┌─ Record set
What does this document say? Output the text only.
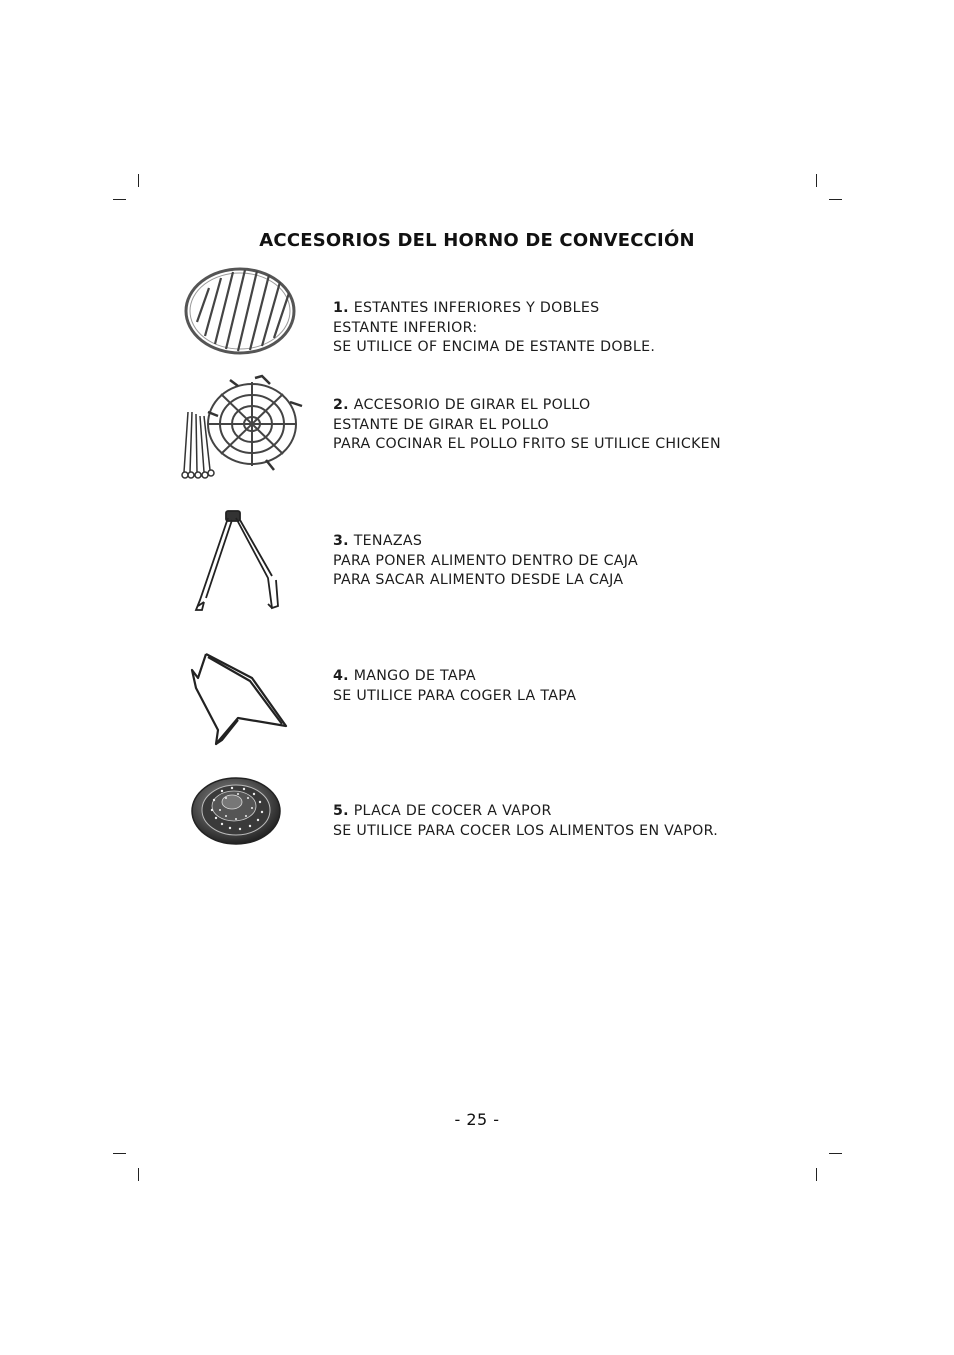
ACCESORIOS DEL HORNO DE CONVECCIÓN
1. ESTANTES INFERIORES Y DOBLES
ESTANTE INFERIOR:
SE UTILICE OF ENCIMA DE ESTANTE DOBLE.
2. ACCESORIO DE GIRAR EL POLLO
ESTANTE DE GIRAR EL POLLO
PARA COCINAR EL POLLO FRITO SE UTILICE CHICKEN
3. TENAZAS
PARA PONER ALIMENTO DENTRO DE CAJA
PARA SACAR ALIMENTO DESDE LA CAJA
4. MANGO DE TAPA
SE UTILICE PARA COGER LA TAPA
5. PLACA DE COCER A VAPOR
SE UTILICE PARA COCER LOS ALIMENTOS EN VAPOR.
- 25 -
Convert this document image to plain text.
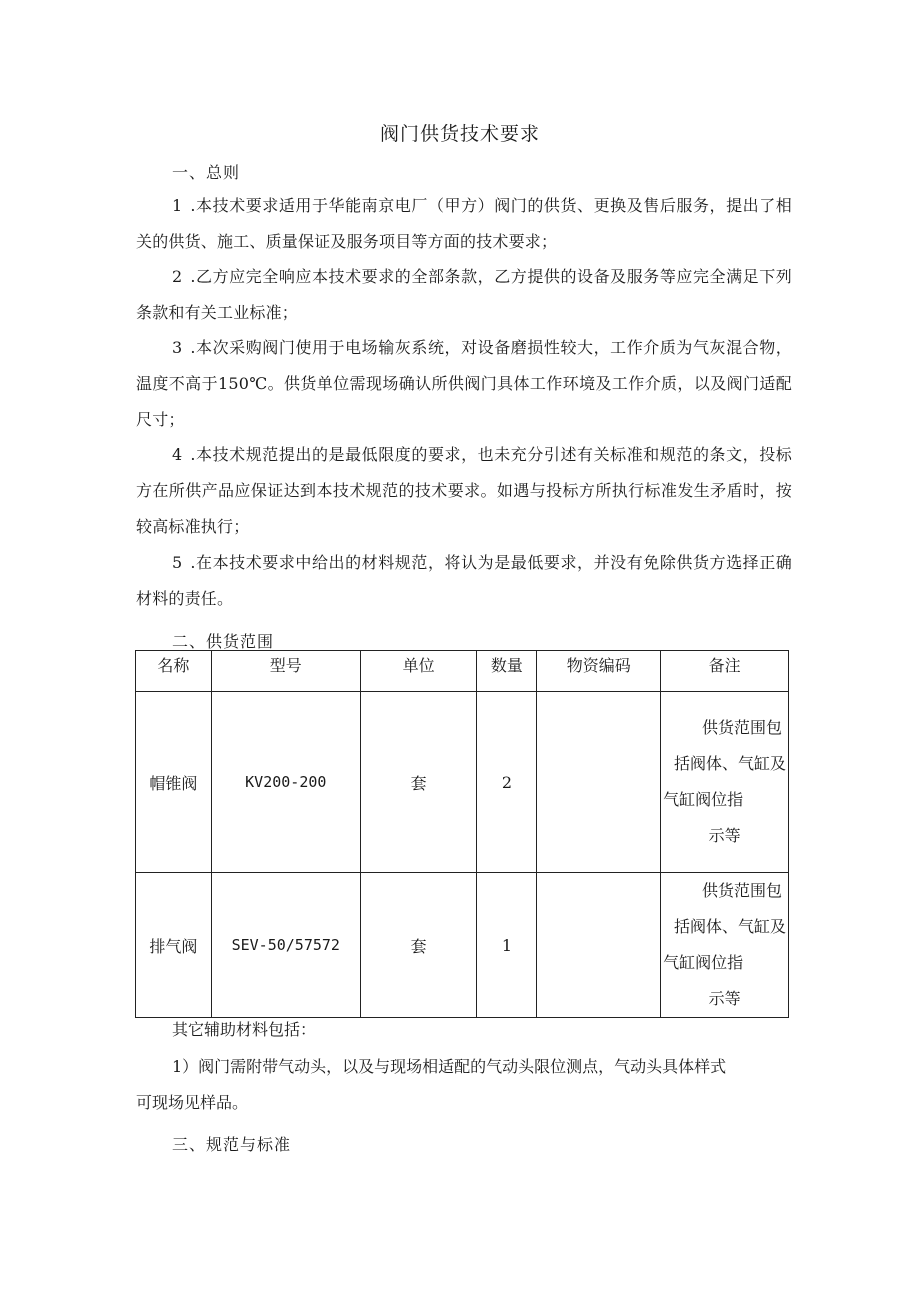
阀门供货技术要求
一、总则
1 .本技术要求适用于华能南京电厂（甲方）阀门的供货、更换及售后服务，提出了相关的供货、施工、质量保证及服务项目等方面的技术要求；
2 .乙方应完全响应本技术要求的全部条款，乙方提供的设备及服务等应完全满足下列条款和有关工业标准；
3 .本次采购阀门使用于电场输灰系统，对设备磨损性较大，工作介质为气灰混合物，温度不高于150℃。供货单位需现场确认所供阀门具体工作环境及工作介质，以及阀门适配尺寸；
4 .本技术规范提出的是最低限度的要求，也未充分引述有关标准和规范的条文，投标方在所供产品应保证达到本技术规范的技术要求。如遇与投标方所执行标准发生矛盾时，按较高标准执行；
5 .在本技术要求中给出的材料规范，将认为是最低要求，并没有免除供货方选择正确材料的责任。
二、供货范围
名称	型号	单位	数量	物资编码	备注
帽锥阀	KV200-200	套	2		供货范围包
括阀体、气缸及
气缸阀位指
示等

排气阀	SEV-50/57572	套	1		供货范围包
括阀体、气缸及
气缸阀位指
示等
其它辅助材料包括：
1）阀门需附带气动头，以及与现场相适配的气动头限位测点，气动头具体样式可现场见样品。
三、规范与标准
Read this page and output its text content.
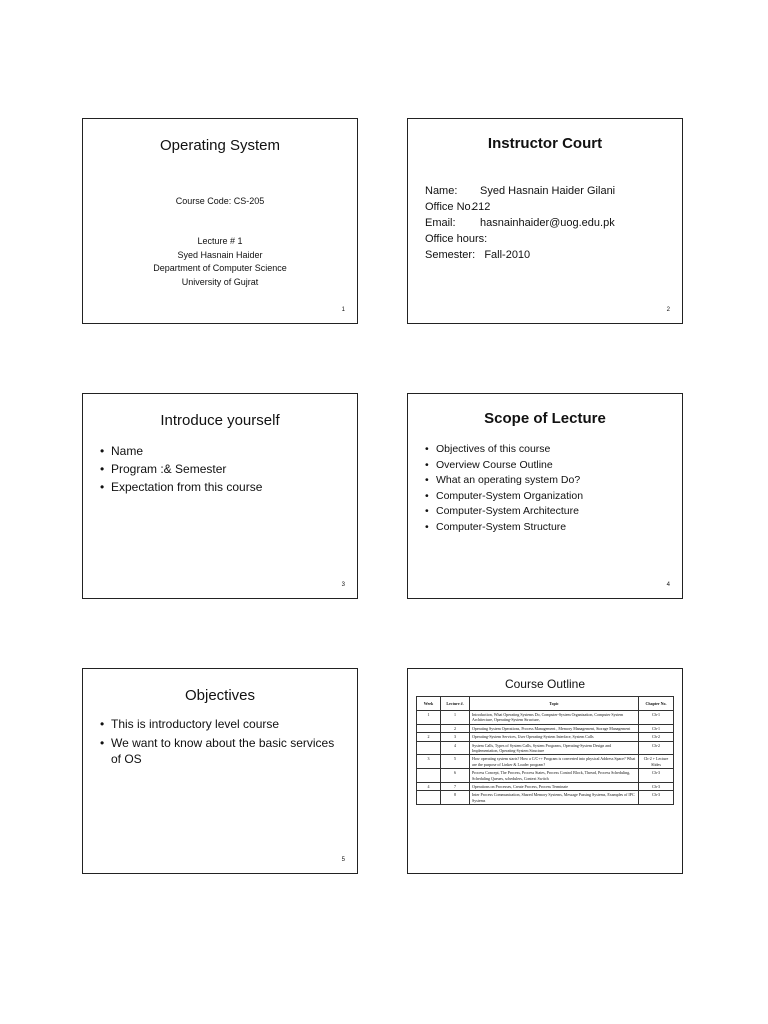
Operating System
Course Code: CS-205
Lecture # 1
Syed Hasnain Haider
Department of Computer Science
University of Gujrat
1
Instructor Court
Name: Syed Hasnain Haider Gilani
Office No.212
Email: hasnainhaider@uog.edu.pk
Office hours:
Semester: Fall-2010
2
Introduce yourself
• Name
• Program :& Semester
• Expectation from this course
3
Scope of Lecture
• Objectives of this course
• Overview Course Outline
• What an operating system Do?
• Computer-System Organization
• Computer-System Architecture
• Computer-System Structure
4
Objectives
• This is introductory level course
• We want to know about the basic services of OS
5
Course Outline
Week	Lecture #.	Topic	Chapter No.
1	1	Introduction, What Operating Systems Do, Computer-System Organization, Computer System Architecture, Operating-System Structure,	Ch-1
	2	Operating System Operations, Process Management , Memory Management, Storage Management	Ch-1
2	3	Operating-System Services, User Operating-System Interface, System Calls	Ch-2
	4	System Calls, Types of System Calls, System Programs, Operating-System Design and Implementation, Operating-System Structure	Ch-2
3	5	How operating system starts? How a C/C++ Program is converted into physical Address Space? What are the purpose of Linker & Loader program?	Ch-2 + Lecture Slides
	6	Process Concept, The Process, Process States, Process Control Block, Thread, Process Scheduling, Scheduling Queues, schedulers, Context Switch	Ch-3
4	7	Operations on Processes, Create Process, Process Terminate	Ch-3
	8	Inter Process Communication, Shared Memory Systems, Message Passing Systems, Examples of IPC Systems	Ch-3
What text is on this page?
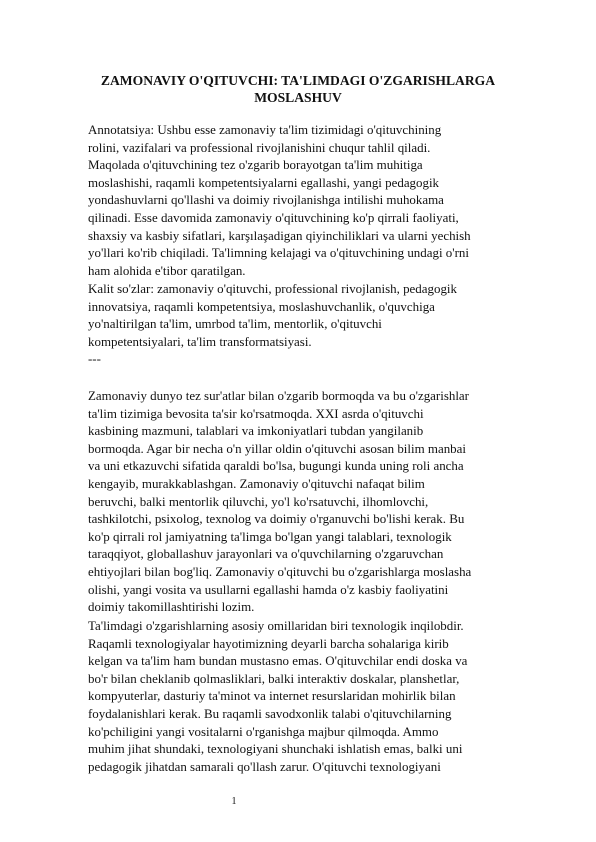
ZAMONAVIY O'QITUVCHI: TA'LIMDAGI O'ZGARISHLARGA MOSLASHUV
Annotatsiya: Ushbu esse zamonaviy ta'lim tizimidagi o'qituvchining
rolini, vazifalari va professional rivojlanishini chuqur tahlil qiladi.
Maqolada o'qituvchining tez o'zgarib borayotgan ta'lim muhitiga
moslashishi, raqamli kompetentsiyalarni egallashi, yangi pedagogik
yondashuvlarni qo'llashi va doimiy rivojlanishga intilishi muhokama
qilinadi. Esse davomida zamonaviy o'qituvchining ko'p qirrali faoliyati,
shaxsiy va kasbiy sifatlari, karşılaşadigan qiyinchiliklari va ularni yechish
yo'llari ko'rib chiqiladi. Ta'limning kelajagi va o'qituvchining undagi o'rni
ham alohida e'tibor qaratilgan.
Kalit so'zlar: zamonaviy o'qituvchi, professional rivojlanish, pedagogik
innovatsiya, raqamli kompetentsiya, moslashuvchanlik, o'quvchiga
yo'naltirilgan ta'lim, umrbod ta'lim, mentorlik, o'qituvchi
kompetentsiyalari, ta'lim transformatsiyasi.
---
Zamonaviy dunyo tez sur'atlar bilan o'zgarib bormoqda va bu o'zgarishlar
ta'lim tizimiga bevosita ta'sir ko'rsatmoqda. XXI asrda o'qituvchi
kasbining mazmuni, talablari va imkoniyatlari tubdan yangilanib
bormoqda. Agar bir necha o'n yillar oldin o'qituvchi asosan bilim manbai
va uni etkazuvchi sifatida qaraldi bo'lsa, bugungi kunda uning roli ancha
kengayib, murakkablashgan. Zamonaviy o'qituvchi nafaqat bilim
beruvchi, balki mentorlik qiluvchi, yo'l ko'rsatuvchi, ilhomlovchi,
tashkilotchi, psixolog, texnolog va doimiy o'rganuvchi bo'lishi kerak. Bu
ko'p qirrali rol jamiyatning ta'limga bo'lgan yangi talablari, texnologik
taraqqiyot, globallashuv jarayonlari va o'quvchilarning o'zgaruvchan
ehtiyojlari bilan bog'liq. Zamonaviy o'qituvchi bu o'zgarishlarga moslasha
olishi, yangi vosita va usullarni egallashi hamda o'z kasbiy faoliyatini
doimiy takomillashtirishi lozim.
Ta'limdagi o'zgarishlarning asosiy omillaridan biri texnologik inqilobdir.
Raqamli texnologiyalar hayotimizning deyarli barcha sohalariga kirib
kelgan va ta'lim ham bundan mustasno emas. O'qituvchilar endi doska va
bo'r bilan cheklanib qolmasliklari, balki interaktiv doskalar, planshetlar,
kompyuterlar, dasturiy ta'minot va internet resurslaridan mohirlik bilan
foydalanishlari kerak. Bu raqamli savodxonlik talabi o'qituvchilarning
ko'pchiligini yangi vositalarni o'rganishga majbur qilmoqda. Ammo
muhim jihat shundaki, texnologiyani shunchaki ishlatish emas, balki uni
pedagogik jihatdan samarali qo'llash zarur. O'qituvchi texnologiyani
1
└─
### What to produce
Show each line holding the word "Computer".

### Answer in full
Department of Computer Science
• Computer-System Organization
• Computer-System Architecture
• Computer-System Structure
1	1	Introduction, What Operating Systems Do, Computer-System Organization, Computer System Architecture, Operating-System Structure,	Ch-1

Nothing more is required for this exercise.